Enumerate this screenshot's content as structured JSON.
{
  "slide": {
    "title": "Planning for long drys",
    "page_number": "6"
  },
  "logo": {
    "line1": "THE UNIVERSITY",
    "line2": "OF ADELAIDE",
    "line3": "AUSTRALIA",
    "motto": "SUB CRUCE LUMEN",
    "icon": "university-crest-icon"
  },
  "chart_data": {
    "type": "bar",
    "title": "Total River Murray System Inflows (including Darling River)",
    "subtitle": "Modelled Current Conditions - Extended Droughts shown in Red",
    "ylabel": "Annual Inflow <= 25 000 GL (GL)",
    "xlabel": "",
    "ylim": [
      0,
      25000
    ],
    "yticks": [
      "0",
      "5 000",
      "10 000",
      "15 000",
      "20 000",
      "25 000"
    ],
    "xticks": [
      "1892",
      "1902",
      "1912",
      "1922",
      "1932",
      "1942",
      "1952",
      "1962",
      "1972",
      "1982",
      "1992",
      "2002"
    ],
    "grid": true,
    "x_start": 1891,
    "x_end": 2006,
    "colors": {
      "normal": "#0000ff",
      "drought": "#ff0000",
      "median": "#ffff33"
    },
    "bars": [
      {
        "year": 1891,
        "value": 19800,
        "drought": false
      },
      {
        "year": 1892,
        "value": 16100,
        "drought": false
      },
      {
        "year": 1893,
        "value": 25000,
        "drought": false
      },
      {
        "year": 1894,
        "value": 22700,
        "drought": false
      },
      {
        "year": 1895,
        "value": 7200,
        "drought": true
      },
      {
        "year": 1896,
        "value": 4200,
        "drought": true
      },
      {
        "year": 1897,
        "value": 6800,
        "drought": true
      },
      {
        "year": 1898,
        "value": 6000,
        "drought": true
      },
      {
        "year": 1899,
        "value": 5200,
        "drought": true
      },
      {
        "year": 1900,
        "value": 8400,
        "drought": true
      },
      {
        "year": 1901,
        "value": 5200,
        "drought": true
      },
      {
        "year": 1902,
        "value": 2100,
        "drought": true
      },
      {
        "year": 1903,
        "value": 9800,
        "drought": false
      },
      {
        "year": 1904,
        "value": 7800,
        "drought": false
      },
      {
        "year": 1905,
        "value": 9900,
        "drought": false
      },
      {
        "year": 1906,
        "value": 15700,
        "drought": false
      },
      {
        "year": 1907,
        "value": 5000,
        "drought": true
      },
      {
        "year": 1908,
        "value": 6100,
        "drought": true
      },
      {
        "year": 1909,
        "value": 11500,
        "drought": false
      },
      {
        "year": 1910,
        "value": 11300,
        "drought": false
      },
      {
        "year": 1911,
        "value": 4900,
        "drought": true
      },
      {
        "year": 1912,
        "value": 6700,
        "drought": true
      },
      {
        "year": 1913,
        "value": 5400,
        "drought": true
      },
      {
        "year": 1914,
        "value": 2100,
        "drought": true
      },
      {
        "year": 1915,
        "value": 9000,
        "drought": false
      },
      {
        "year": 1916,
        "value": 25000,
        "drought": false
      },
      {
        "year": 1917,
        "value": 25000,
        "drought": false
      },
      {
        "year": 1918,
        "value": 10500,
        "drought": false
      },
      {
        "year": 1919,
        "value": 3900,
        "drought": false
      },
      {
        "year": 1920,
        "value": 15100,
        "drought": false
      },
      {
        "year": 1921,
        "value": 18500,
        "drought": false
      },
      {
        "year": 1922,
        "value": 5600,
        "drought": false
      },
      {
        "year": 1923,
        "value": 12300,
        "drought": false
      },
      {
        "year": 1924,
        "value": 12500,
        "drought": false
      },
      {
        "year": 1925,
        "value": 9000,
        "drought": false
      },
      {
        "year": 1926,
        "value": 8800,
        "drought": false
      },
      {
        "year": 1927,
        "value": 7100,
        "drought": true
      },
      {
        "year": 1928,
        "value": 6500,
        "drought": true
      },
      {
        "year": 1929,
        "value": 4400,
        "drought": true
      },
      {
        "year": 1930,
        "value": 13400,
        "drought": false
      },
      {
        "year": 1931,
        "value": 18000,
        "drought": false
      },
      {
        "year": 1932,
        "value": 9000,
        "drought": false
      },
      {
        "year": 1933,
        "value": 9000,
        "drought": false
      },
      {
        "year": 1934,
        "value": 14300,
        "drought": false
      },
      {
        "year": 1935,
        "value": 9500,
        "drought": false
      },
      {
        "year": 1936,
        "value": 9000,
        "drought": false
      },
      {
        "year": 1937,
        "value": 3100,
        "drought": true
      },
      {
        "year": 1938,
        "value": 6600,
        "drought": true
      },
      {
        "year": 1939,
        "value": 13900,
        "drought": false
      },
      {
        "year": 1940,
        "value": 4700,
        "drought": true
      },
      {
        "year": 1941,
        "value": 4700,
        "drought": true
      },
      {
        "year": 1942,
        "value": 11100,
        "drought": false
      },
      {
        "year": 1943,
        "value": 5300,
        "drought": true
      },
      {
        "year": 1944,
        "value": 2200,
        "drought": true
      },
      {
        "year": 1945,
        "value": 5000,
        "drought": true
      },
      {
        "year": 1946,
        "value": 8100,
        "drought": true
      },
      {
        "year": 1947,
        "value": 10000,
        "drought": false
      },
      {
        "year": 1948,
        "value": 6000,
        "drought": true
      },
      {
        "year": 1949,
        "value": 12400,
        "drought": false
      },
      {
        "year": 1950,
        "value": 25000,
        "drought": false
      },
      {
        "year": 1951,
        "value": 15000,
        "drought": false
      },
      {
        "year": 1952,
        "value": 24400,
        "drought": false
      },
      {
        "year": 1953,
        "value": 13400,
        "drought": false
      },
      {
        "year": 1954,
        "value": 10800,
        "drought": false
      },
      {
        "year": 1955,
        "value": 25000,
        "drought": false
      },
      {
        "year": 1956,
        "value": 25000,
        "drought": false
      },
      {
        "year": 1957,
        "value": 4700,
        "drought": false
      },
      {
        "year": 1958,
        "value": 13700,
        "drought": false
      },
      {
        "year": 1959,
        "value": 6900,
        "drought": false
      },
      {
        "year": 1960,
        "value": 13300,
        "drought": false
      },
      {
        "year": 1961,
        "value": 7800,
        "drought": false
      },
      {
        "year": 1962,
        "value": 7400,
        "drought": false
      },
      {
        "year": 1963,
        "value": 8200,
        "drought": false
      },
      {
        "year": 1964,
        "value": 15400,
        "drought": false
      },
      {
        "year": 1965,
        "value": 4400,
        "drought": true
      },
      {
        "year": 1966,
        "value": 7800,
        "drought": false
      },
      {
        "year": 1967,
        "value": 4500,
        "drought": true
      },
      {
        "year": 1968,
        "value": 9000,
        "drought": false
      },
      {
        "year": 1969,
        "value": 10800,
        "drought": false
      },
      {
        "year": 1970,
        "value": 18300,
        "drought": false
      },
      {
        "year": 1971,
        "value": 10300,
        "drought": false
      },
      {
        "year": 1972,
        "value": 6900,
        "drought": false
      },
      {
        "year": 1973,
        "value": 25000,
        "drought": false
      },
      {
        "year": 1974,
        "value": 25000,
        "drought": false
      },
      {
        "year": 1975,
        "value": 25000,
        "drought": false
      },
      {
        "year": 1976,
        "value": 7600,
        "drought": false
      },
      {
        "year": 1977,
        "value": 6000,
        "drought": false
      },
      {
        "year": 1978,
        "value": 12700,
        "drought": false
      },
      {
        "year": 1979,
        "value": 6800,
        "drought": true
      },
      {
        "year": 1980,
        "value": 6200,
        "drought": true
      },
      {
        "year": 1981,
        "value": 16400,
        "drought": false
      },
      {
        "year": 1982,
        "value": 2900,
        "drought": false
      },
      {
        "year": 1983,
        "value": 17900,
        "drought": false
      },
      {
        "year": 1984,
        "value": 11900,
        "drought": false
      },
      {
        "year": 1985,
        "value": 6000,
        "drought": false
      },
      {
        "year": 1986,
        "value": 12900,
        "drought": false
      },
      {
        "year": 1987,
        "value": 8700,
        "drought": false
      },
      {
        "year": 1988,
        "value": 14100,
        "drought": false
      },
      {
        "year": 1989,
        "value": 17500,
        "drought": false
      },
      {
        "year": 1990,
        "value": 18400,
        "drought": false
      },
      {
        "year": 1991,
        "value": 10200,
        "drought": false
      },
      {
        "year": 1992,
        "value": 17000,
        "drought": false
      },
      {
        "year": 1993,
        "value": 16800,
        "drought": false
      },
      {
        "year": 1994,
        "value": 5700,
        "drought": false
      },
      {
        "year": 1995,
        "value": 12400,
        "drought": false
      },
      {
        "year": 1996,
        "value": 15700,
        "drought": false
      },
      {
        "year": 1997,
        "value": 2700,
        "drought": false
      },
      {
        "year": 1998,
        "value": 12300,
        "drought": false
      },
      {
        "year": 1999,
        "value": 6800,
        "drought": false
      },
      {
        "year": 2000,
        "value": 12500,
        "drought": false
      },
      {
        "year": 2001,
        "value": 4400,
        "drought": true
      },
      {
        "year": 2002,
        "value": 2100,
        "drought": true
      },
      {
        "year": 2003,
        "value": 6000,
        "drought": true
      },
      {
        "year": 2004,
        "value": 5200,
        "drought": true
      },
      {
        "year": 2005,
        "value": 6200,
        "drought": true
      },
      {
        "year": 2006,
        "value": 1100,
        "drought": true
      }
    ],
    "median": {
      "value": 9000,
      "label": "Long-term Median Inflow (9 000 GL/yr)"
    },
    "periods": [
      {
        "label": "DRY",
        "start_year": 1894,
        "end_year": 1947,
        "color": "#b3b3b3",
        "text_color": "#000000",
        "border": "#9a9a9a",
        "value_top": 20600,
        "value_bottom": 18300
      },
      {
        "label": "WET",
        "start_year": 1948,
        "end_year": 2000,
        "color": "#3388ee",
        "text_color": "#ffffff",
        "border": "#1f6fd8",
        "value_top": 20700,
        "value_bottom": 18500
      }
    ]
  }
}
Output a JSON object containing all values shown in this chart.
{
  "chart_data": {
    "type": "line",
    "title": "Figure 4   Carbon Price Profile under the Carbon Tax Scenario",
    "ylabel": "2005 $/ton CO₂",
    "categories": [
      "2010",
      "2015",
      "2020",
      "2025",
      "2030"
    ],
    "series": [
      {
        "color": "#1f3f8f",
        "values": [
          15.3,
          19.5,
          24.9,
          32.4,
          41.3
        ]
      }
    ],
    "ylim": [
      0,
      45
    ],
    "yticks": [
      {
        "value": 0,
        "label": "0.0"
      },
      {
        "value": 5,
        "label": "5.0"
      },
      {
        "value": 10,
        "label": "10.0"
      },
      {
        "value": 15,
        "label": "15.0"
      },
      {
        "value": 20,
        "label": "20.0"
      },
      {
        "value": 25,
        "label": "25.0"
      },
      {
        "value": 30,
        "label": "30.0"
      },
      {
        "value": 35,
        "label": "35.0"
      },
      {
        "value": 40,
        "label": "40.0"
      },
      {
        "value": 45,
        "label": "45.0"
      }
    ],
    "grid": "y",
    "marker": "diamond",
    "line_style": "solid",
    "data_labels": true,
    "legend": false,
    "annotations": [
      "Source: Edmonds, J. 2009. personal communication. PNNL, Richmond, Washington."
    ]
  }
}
----------------
*Exercise goal*:
Go through the records. Copy each line where "this" appears.

*Finished task*:
Enumerate this screenshot's content as structured JSON.
Output a JSON object containing all values shown in this chart.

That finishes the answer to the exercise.